WHAT IS REQUIRED — Show all lines that include the string "post"; copy each one.

=== RECORDS FOR THE EXERCISE ===

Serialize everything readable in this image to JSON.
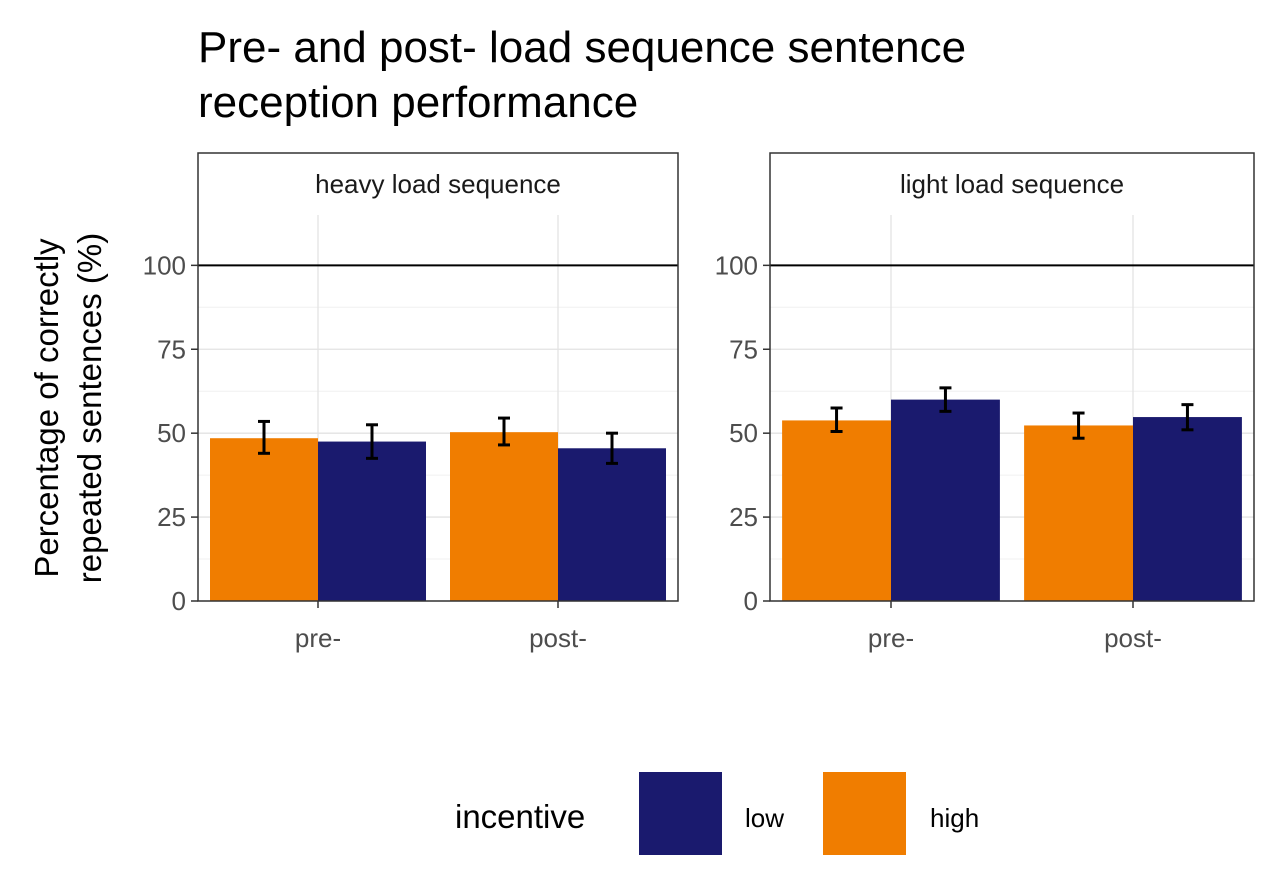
{
  "chart_data": {
    "type": "bar",
    "title_lines": [
      "Pre- and post- load sequence sentence",
      "reception performance"
    ],
    "ylabel_lines": [
      "Percentage of correctly",
      "repeated sentences (%)"
    ],
    "xlabel": "",
    "ylim": [
      0,
      115
    ],
    "yticks": [
      0,
      25,
      50,
      75,
      100
    ],
    "reference_line": 100,
    "grid": true,
    "categories": [
      "pre-",
      "post-"
    ],
    "series_colors": {
      "high": "#F07D00",
      "low": "#1A1A6E"
    },
    "panels": [
      {
        "strip_label": "heavy load sequence",
        "series": [
          {
            "name": "high",
            "values": [
              48.5,
              50.3
            ],
            "err_low": [
              44.0,
              46.5
            ],
            "err_high": [
              53.5,
              54.5
            ]
          },
          {
            "name": "low",
            "values": [
              47.5,
              45.5
            ],
            "err_low": [
              42.5,
              41.0
            ],
            "err_high": [
              52.5,
              50.0
            ]
          }
        ]
      },
      {
        "strip_label": "light load sequence",
        "series": [
          {
            "name": "high",
            "values": [
              53.8,
              52.3
            ],
            "err_low": [
              50.5,
              48.5
            ],
            "err_high": [
              57.5,
              56.0
            ]
          },
          {
            "name": "low",
            "values": [
              60.0,
              54.8
            ],
            "err_low": [
              56.5,
              51.0
            ],
            "err_high": [
              63.5,
              58.5
            ]
          }
        ]
      }
    ],
    "legend": {
      "title": "incentive",
      "placement": "bottom",
      "items": [
        {
          "label": "low",
          "color": "#1A1A6E"
        },
        {
          "label": "high",
          "color": "#F07D00"
        }
      ]
    }
  }
}
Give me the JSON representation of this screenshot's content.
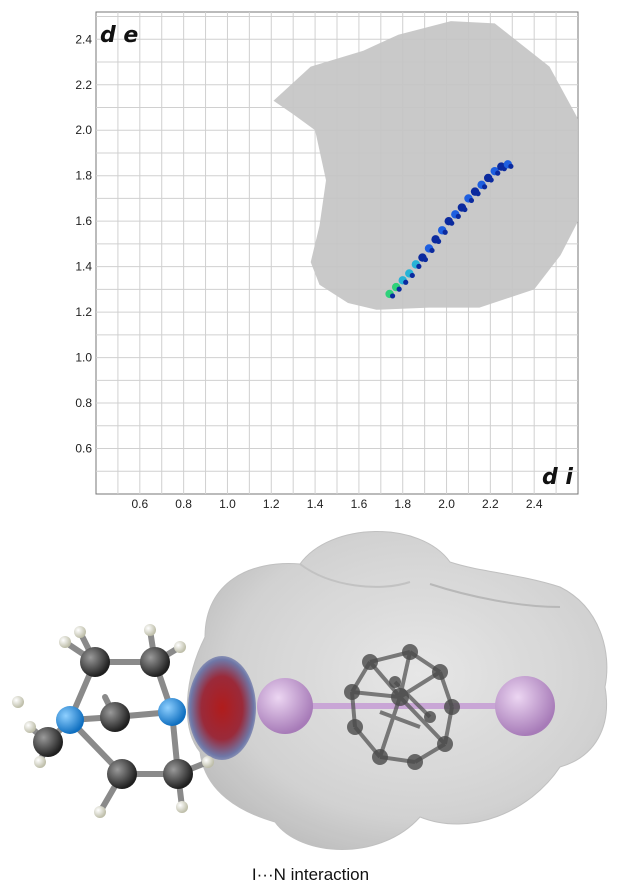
{
  "chart_data": {
    "type": "scatter",
    "xlabel": "d i",
    "ylabel": "d e",
    "xlim": [
      0.4,
      2.6
    ],
    "ylim": [
      0.4,
      2.52
    ],
    "xticks": [
      "0.6",
      "0.8",
      "1.0",
      "1.2",
      "1.4",
      "1.6",
      "1.8",
      "2.0",
      "2.2",
      "2.4"
    ],
    "yticks": [
      "0.6",
      "0.8",
      "1.0",
      "1.2",
      "1.4",
      "1.6",
      "1.8",
      "2.0",
      "2.2",
      "2.4"
    ],
    "grid": true,
    "background_region": {
      "color": "#c4c4c4",
      "outline": [
        [
          1.21,
          2.13
        ],
        [
          1.38,
          2.28
        ],
        [
          1.62,
          2.35
        ],
        [
          1.78,
          2.42
        ],
        [
          2.02,
          2.48
        ],
        [
          2.22,
          2.47
        ],
        [
          2.47,
          2.28
        ],
        [
          2.6,
          2.05
        ],
        [
          2.6,
          1.6
        ],
        [
          2.52,
          1.45
        ],
        [
          2.4,
          1.3
        ],
        [
          2.15,
          1.22
        ],
        [
          1.92,
          1.22
        ],
        [
          1.68,
          1.21
        ],
        [
          1.55,
          1.24
        ],
        [
          1.42,
          1.32
        ],
        [
          1.38,
          1.42
        ],
        [
          1.42,
          1.58
        ],
        [
          1.45,
          1.78
        ],
        [
          1.4,
          2.0
        ],
        [
          1.3,
          2.07
        ]
      ]
    },
    "highlight_series": {
      "name": "",
      "colors": [
        "#0b2a9e",
        "#1e5fe0",
        "#27b3d6",
        "#2ed17a"
      ],
      "points": [
        [
          1.74,
          1.28
        ],
        [
          1.77,
          1.31
        ],
        [
          1.8,
          1.34
        ],
        [
          1.83,
          1.37
        ],
        [
          1.86,
          1.41
        ],
        [
          1.89,
          1.44
        ],
        [
          1.92,
          1.48
        ],
        [
          1.95,
          1.52
        ],
        [
          1.98,
          1.56
        ],
        [
          2.01,
          1.6
        ],
        [
          2.04,
          1.63
        ],
        [
          2.07,
          1.66
        ],
        [
          2.1,
          1.7
        ],
        [
          2.13,
          1.73
        ],
        [
          2.16,
          1.76
        ],
        [
          2.19,
          1.79
        ],
        [
          2.22,
          1.82
        ],
        [
          2.25,
          1.84
        ],
        [
          2.28,
          1.85
        ]
      ]
    }
  },
  "figure": {
    "caption": "I···N interaction",
    "surface_color": "#d9d9d9",
    "contact_spot_color": "#b01c1c",
    "iodine_color": "#c79ad6",
    "nitrogen_color": "#1f8ee0",
    "carbon_color": "#3a3a3a",
    "hydrogen_color": "#f0f0e0"
  }
}
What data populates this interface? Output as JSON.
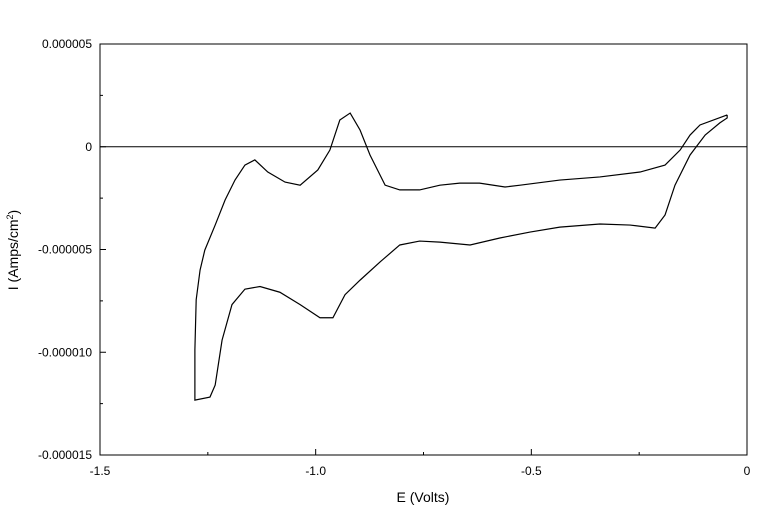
{
  "chart_data": {
    "type": "line",
    "xlabel": "E (Volts)",
    "ylabel": {
      "text": "I (Amps/cm",
      "sup": "2",
      "end": ")"
    },
    "xlim": [
      -1.5,
      0
    ],
    "ylim": [
      -1.5e-05,
      5e-06
    ],
    "xticks": [
      {
        "value": -1.5,
        "label": "-1.5"
      },
      {
        "value": -1.0,
        "label": "-1.0"
      },
      {
        "value": -0.5,
        "label": "-0.5"
      },
      0
    ],
    "xminorticks": [
      -1.25,
      -0.75,
      -0.25
    ],
    "yticks": [
      5e-06,
      0,
      -5e-06,
      {
        "value": -1e-05,
        "label": "-0.000010"
      },
      {
        "value": -1.5e-05,
        "label": "-0.000015"
      }
    ],
    "yminorticks": [
      2.5e-06,
      -2.5e-06,
      -7.5e-06,
      -1.25e-05
    ],
    "hline": 0,
    "grid": false,
    "series": [
      {
        "color": "#000000",
        "x": [
          -0.046,
          -0.109,
          -0.132,
          -0.155,
          -0.19,
          -0.248,
          -0.341,
          -0.434,
          -0.526,
          -0.561,
          -0.62,
          -0.666,
          -0.712,
          -0.759,
          -0.805,
          -0.839,
          -0.874,
          -0.897,
          -0.92,
          -0.944,
          -0.967,
          -0.995,
          -1.036,
          -1.071,
          -1.111,
          -1.141,
          -1.164,
          -1.187,
          -1.21,
          -1.233,
          -1.257,
          -1.268,
          -1.277,
          -1.28,
          -1.28,
          -1.245,
          -1.233,
          -1.217,
          -1.194,
          -1.164,
          -1.129,
          -1.083,
          -1.036,
          -0.99,
          -0.96,
          -0.932,
          -0.897,
          -0.851,
          -0.805,
          -0.759,
          -0.712,
          -0.642,
          -0.573,
          -0.503,
          -0.434,
          -0.341,
          -0.271,
          -0.213,
          -0.19,
          -0.167,
          -0.132,
          -0.097,
          -0.063,
          -0.046,
          -0.046
        ],
        "values": [
          1.55e-06,
          1.06e-06,
          5.7e-07,
          -1.6e-07,
          -8.9e-07,
          -1.23e-06,
          -1.47e-06,
          -1.62e-06,
          -1.87e-06,
          -1.96e-06,
          -1.77e-06,
          -1.77e-06,
          -1.87e-06,
          -2.1e-06,
          -2.1e-06,
          -1.87e-06,
          -4e-07,
          8.1e-07,
          1.64e-06,
          1.3e-06,
          -1.6e-07,
          -1.13e-06,
          -1.87e-06,
          -1.72e-06,
          -1.23e-06,
          -6.4e-07,
          -8.9e-07,
          -1.62e-06,
          -2.59e-06,
          -3.81e-06,
          -5.03e-06,
          -6e-06,
          -7.44e-06,
          -9.89e-06,
          -1.233e-05,
          -1.218e-05,
          -1.16e-05,
          -9.41e-06,
          -7.68e-06,
          -6.93e-06,
          -6.8e-06,
          -7.08e-06,
          -7.68e-06,
          -8.32e-06,
          -8.32e-06,
          -7.2e-06,
          -6.49e-06,
          -5.61e-06,
          -4.78e-06,
          -4.59e-06,
          -4.64e-06,
          -4.78e-06,
          -4.44e-06,
          -4.15e-06,
          -3.91e-06,
          -3.76e-06,
          -3.81e-06,
          -3.96e-06,
          -3.32e-06,
          -1.87e-06,
          -4e-07,
          5.7e-07,
          1.16e-06,
          1.4e-06,
          1.55e-06
        ]
      }
    ]
  }
}
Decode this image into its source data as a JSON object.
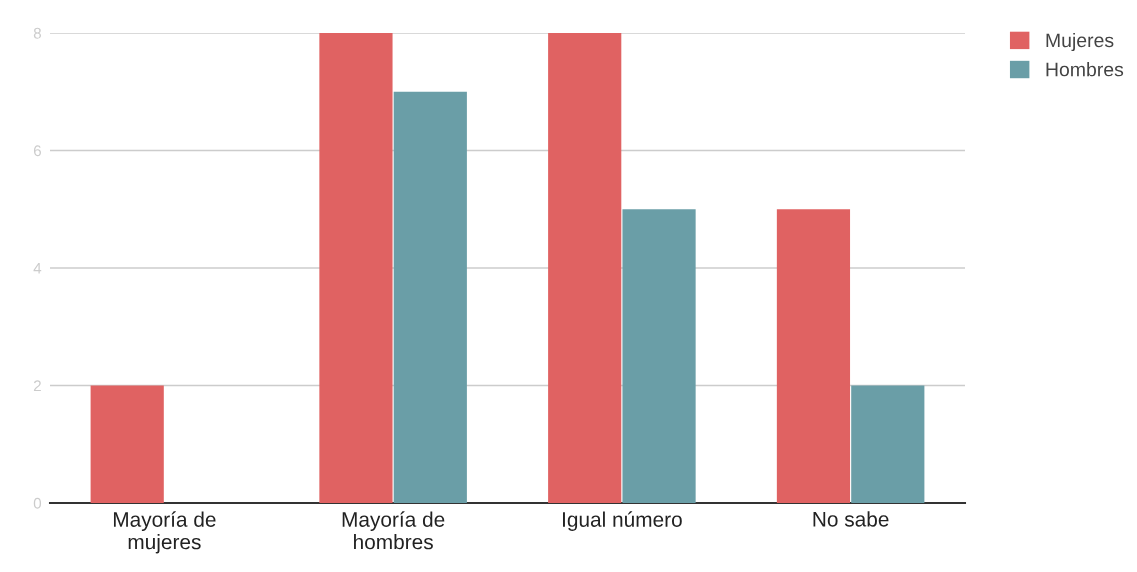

===

FINAL RESULT —
      "Pre- and post- load sequence sentence",
      "post-"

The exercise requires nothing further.